◆ Exercise requirements:
Copy out each line of the listing that has the word "area" in it.

◆ Provided records:
# # #

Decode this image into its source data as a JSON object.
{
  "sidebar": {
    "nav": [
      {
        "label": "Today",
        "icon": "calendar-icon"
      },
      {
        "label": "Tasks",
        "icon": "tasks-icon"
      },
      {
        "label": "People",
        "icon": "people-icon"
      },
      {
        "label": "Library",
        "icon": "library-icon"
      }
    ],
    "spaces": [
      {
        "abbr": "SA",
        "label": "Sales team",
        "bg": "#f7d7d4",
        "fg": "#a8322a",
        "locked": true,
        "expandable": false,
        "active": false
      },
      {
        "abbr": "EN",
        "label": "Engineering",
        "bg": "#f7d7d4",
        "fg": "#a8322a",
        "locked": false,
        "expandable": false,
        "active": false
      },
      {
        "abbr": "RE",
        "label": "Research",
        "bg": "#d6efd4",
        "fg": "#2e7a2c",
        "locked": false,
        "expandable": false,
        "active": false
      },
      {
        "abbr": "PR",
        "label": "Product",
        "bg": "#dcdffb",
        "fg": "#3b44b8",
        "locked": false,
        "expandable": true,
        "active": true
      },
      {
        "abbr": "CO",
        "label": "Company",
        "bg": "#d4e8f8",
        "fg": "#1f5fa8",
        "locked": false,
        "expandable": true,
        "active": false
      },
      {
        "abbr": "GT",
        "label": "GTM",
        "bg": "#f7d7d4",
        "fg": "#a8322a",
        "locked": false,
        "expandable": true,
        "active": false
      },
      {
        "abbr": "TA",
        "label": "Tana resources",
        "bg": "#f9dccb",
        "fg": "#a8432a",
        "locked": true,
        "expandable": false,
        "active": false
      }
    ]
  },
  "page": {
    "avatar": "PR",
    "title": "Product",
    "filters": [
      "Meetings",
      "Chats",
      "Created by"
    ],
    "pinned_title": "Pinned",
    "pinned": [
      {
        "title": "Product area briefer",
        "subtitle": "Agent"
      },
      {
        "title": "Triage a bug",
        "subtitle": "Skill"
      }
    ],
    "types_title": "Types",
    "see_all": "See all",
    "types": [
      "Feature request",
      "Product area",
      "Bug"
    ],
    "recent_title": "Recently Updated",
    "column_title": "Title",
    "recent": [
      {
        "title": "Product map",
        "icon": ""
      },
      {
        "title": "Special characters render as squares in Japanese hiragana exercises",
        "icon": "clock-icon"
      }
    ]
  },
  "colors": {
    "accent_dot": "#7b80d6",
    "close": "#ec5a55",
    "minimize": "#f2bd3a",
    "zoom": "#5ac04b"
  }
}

# # #

◆ Written answer:
        "title": "Product area briefer",
      "Product area",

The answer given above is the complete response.